▸ **Set task**
Make an exact copy of each entry, leaving out every picture.

▸ **Items**

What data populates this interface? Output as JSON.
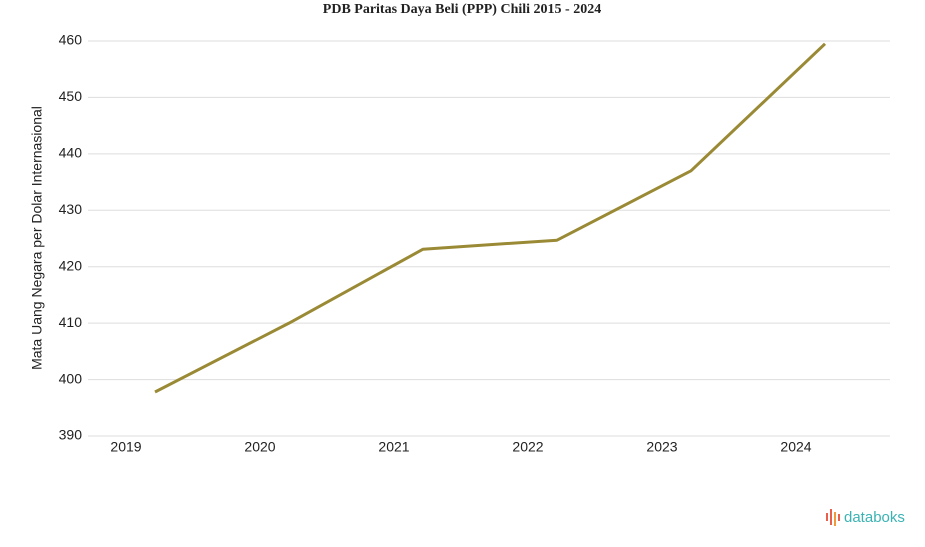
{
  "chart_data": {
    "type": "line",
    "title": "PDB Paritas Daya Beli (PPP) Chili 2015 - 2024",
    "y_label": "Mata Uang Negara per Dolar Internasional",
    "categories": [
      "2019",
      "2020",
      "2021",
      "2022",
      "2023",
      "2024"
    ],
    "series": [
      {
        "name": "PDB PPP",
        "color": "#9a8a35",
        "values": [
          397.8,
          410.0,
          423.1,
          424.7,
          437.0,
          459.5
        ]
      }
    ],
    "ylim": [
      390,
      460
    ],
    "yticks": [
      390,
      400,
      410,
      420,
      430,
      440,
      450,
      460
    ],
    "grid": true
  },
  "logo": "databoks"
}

▸ **Exercise result**
What data populates this interface? Output as JSON.
{
  "chart_data": {
    "type": "line",
    "title": "PDB Paritas Daya Beli (PPP) Chili 2015 - 2024",
    "y_label": "Mata Uang Negara per Dolar Internasional",
    "categories": [
      "2019",
      "2020",
      "2021",
      "2022",
      "2023",
      "2024"
    ],
    "series": [
      {
        "name": "PDB PPP",
        "color": "#9a8a35",
        "values": [
          397.8,
          410.0,
          423.1,
          424.7,
          437.0,
          459.5
        ]
      }
    ],
    "ylim": [
      390,
      460
    ],
    "yticks": [
      390,
      400,
      410,
      420,
      430,
      440,
      450,
      460
    ],
    "grid": true
  },
  "logo": "databoks"
}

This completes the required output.